= Dataset extract =
▬▬▬▬▬▬

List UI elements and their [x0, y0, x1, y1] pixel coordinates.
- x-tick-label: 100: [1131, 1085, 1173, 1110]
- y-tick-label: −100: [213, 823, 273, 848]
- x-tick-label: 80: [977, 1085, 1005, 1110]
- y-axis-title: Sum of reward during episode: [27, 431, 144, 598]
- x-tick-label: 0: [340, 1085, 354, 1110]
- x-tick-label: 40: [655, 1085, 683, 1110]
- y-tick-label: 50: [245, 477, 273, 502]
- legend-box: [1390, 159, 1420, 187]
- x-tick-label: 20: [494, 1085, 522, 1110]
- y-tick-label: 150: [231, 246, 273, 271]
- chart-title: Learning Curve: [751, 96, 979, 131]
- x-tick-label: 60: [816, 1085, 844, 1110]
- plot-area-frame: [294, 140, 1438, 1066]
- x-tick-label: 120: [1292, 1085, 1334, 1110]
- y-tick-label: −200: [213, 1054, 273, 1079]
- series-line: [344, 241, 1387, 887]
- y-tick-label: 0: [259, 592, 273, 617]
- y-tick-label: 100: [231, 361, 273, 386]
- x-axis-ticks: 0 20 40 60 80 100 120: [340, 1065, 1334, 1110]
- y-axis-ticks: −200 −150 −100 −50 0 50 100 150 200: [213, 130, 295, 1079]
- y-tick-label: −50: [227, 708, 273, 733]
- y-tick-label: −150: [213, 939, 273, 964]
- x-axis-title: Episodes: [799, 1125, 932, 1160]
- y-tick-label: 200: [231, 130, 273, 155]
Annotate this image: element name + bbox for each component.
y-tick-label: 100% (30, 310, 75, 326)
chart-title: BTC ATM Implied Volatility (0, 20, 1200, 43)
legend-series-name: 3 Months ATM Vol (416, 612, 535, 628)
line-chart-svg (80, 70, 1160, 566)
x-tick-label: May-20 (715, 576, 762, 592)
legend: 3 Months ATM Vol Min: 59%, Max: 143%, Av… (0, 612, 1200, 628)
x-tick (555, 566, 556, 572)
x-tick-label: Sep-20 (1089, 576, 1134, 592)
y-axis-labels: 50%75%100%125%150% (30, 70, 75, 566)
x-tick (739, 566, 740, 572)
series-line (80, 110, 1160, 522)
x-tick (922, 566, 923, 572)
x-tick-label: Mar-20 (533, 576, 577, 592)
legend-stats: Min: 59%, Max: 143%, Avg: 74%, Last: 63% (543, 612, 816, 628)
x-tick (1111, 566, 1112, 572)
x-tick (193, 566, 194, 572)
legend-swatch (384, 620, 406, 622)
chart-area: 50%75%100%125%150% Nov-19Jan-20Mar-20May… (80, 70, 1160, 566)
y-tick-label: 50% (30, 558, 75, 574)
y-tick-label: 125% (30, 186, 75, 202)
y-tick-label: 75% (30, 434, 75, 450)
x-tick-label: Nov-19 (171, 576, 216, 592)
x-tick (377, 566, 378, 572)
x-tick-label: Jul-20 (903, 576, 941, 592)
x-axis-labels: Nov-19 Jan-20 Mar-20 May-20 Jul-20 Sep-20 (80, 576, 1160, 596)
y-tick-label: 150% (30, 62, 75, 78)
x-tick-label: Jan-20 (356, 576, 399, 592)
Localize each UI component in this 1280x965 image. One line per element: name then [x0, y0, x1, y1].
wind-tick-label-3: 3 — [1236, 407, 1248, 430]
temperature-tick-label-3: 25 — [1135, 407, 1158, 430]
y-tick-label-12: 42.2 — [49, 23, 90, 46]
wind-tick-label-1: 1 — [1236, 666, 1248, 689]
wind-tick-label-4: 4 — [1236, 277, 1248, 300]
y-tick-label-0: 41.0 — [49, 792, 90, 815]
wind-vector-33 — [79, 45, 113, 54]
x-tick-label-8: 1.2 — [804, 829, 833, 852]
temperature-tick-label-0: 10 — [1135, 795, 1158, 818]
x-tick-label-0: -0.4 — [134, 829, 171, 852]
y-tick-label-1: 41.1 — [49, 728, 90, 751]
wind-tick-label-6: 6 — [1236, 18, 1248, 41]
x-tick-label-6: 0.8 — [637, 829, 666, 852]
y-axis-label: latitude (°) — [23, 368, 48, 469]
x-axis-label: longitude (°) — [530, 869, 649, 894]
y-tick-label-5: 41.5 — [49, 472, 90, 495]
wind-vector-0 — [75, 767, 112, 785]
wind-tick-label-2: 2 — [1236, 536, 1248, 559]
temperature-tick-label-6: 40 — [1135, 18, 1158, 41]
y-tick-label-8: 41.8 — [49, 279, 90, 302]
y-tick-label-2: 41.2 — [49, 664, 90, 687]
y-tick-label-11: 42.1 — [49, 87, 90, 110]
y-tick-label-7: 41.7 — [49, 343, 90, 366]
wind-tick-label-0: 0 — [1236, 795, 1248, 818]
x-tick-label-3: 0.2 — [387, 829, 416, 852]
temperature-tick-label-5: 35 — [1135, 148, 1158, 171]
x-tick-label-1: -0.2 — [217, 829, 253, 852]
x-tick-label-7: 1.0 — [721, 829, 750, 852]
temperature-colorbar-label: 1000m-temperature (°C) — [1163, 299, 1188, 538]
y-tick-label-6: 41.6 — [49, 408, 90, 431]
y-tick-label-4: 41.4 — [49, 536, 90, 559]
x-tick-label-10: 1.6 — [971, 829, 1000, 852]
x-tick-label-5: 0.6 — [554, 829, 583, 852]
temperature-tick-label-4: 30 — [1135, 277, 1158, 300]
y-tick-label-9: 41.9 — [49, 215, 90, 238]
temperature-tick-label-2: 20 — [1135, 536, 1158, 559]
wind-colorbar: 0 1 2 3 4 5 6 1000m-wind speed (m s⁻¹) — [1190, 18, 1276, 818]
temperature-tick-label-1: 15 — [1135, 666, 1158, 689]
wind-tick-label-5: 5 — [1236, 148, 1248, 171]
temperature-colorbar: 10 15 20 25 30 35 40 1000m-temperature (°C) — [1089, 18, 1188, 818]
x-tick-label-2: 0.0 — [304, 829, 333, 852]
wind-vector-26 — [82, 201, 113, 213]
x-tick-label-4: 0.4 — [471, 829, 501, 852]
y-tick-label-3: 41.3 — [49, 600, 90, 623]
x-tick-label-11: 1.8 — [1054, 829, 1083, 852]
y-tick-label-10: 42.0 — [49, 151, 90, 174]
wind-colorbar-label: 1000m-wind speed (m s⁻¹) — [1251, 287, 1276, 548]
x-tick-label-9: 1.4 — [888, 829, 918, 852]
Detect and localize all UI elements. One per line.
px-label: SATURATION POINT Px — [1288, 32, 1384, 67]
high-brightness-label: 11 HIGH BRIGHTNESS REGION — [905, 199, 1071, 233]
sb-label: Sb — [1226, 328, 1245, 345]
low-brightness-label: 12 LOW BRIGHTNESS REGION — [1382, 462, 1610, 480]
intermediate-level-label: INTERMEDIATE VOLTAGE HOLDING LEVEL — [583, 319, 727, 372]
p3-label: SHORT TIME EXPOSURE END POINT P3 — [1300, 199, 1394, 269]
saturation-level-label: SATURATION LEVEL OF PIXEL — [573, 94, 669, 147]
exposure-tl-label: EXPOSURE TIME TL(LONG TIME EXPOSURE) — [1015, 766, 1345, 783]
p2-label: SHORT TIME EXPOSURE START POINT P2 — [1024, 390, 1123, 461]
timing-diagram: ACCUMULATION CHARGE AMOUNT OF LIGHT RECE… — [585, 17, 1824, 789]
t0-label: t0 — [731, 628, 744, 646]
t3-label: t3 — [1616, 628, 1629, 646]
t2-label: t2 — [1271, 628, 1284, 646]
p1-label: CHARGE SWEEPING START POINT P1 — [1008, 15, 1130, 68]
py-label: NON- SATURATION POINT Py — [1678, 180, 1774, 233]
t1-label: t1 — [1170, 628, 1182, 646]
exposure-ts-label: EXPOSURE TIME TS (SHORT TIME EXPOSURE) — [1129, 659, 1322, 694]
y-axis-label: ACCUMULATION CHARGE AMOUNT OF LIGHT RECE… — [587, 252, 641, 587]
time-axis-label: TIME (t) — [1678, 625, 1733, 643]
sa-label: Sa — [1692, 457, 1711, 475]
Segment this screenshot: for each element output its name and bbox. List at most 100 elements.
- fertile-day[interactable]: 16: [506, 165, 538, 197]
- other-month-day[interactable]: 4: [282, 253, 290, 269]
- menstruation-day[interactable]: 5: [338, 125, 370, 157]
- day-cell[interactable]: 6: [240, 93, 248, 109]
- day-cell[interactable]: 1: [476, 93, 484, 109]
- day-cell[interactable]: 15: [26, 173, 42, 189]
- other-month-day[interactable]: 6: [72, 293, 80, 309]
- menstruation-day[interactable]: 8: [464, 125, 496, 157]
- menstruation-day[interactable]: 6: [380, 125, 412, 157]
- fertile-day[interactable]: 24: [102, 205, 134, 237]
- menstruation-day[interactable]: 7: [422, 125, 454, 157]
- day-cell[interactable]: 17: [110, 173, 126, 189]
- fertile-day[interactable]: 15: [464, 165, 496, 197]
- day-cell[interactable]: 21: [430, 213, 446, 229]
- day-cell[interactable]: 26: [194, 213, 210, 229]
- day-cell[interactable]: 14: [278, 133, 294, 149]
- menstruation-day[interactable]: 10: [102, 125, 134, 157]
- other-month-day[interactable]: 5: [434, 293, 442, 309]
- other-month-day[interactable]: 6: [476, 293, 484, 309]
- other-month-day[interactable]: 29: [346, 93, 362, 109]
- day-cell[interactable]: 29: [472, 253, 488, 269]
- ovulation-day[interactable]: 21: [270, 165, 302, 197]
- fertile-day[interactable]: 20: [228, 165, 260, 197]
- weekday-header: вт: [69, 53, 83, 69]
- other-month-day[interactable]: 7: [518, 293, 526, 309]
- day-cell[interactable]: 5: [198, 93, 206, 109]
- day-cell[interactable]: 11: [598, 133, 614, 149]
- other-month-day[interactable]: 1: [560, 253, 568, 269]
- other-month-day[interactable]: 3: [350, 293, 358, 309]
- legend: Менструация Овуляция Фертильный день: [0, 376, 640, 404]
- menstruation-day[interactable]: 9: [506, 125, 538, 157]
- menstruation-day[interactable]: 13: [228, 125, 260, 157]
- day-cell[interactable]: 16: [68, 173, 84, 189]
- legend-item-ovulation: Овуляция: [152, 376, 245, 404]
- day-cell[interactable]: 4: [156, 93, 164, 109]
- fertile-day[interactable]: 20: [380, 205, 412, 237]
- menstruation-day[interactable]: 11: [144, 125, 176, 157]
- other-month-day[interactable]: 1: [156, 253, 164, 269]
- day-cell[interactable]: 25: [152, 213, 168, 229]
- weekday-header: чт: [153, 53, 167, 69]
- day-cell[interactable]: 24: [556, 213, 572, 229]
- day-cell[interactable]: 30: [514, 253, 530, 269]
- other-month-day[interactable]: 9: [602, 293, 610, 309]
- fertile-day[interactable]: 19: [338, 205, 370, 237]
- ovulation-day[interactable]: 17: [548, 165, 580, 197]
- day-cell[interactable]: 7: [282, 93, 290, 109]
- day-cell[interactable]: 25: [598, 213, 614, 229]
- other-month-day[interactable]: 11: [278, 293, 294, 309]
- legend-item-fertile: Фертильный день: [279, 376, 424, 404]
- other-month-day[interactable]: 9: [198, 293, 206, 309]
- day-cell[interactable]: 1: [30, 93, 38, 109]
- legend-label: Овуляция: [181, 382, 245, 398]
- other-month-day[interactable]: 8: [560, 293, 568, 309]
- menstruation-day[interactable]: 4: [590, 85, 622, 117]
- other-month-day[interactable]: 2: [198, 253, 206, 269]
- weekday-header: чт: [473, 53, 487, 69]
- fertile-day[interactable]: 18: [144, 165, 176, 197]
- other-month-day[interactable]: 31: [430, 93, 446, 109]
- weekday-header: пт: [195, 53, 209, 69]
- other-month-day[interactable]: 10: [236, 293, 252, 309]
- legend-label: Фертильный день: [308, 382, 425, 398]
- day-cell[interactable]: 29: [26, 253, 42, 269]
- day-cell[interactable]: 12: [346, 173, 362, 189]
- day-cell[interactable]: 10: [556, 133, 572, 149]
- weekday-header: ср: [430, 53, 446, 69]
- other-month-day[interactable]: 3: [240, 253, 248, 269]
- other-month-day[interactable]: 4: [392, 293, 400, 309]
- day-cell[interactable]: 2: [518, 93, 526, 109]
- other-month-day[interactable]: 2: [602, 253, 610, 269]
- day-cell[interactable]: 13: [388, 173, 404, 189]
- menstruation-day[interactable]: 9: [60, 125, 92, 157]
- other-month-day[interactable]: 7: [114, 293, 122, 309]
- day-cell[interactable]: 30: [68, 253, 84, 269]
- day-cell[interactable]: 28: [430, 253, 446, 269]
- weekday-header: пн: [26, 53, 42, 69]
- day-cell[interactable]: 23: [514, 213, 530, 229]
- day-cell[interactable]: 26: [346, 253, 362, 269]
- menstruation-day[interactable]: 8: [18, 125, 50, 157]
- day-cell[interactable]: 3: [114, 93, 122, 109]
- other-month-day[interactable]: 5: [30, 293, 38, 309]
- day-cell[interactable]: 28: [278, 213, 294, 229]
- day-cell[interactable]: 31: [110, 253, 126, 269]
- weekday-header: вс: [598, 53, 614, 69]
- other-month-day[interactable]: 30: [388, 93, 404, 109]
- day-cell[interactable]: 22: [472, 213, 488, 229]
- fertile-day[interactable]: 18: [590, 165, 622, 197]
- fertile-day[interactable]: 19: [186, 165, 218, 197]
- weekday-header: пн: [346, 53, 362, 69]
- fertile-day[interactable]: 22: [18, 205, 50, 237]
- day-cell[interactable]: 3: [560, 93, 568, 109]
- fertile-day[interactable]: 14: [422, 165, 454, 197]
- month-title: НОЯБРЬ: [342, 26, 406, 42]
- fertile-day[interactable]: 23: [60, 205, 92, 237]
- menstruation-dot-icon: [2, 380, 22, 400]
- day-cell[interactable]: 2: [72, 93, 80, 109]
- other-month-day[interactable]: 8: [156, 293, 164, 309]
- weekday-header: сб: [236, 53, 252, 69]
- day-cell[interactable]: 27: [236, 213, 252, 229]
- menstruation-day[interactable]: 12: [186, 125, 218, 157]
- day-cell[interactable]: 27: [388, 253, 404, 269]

▬▬▬▬▬▬

= What this task involves =
Set out everything from the start of the material down to and including the line containing "x-tick-label: Mar-20 (533, 576, 577, 592)" as a numbered list, omitting any blank lines.

= Solution to this exercise =
1. List UI elements and their [x0, y0, x1, y1] pixel coordinates.
2. - x-tick-label: 100: [1131, 1085, 1173, 1110]
3. - y-tick-label: −100: [213, 823, 273, 848]
4. - x-tick-label: 80: [977, 1085, 1005, 1110]
5. - y-axis-title: Sum of reward during episode: [27, 431, 144, 598]
6. - x-tick-label: 0: [340, 1085, 354, 1110]
7. - x-tick-label: 40: [655, 1085, 683, 1110]
8. - y-tick-label: 50: [245, 477, 273, 502]
9. - legend-box: [1390, 159, 1420, 187]
10. - x-tick-label: 20: [494, 1085, 522, 1110]
11. - y-tick-label: 150: [231, 246, 273, 271]
12. - chart-title: Learning Curve: [751, 96, 979, 131]
13. - x-tick-label: 60: [816, 1085, 844, 1110]
14. - plot-area-frame: [294, 140, 1438, 1066]
15. - x-tick-label: 120: [1292, 1085, 1334, 1110]
16. - y-tick-label: −200: [213, 1054, 273, 1079]
17. - series-line: [344, 241, 1387, 887]
18. - y-tick-label: 0: [259, 592, 273, 617]
19. - y-tick-label: 100: [231, 361, 273, 386]
20. - x-axis-ticks: 0 20 40 60 80 100 120: [340, 1065, 1334, 1110]
21. - y-axis-ticks: −200 −150 −100 −50 0 50 100 150 200: [213, 130, 295, 1079]
22. - y-tick-label: −50: [227, 708, 273, 733]
23. - y-tick-label: −150: [213, 939, 273, 964]
24. - x-axis-title: Episodes: [799, 1125, 932, 1160]
25. - y-tick-label: 200: [231, 130, 273, 155]
26. Annotate this image: element name + bbox for each component.
27. y-tick-label: 100% (30, 310, 75, 326)
28. chart-title: BTC ATM Implied Volatility (0, 20, 1200, 43)
29. legend-series-name: 3 Months ATM Vol (416, 612, 535, 628)
30. line-chart-svg (80, 70, 1160, 566)
31. x-tick-label: May-20 (715, 576, 762, 592)
32. legend: 3 Months ATM Vol Min: 59%, Max: 143%, Av… (0, 612, 1200, 628)
33. x-tick (555, 566, 556, 572)
34. x-tick-label: Sep-20 (1089, 576, 1134, 592)
35. y-axis-labels: 50%75%100%125%150% (30, 70, 75, 566)
36. x-tick (739, 566, 740, 572)
37. series-line (80, 110, 1160, 522)
38. x-tick (922, 566, 923, 572)
39. x-tick-label: Mar-20 (533, 576, 577, 592)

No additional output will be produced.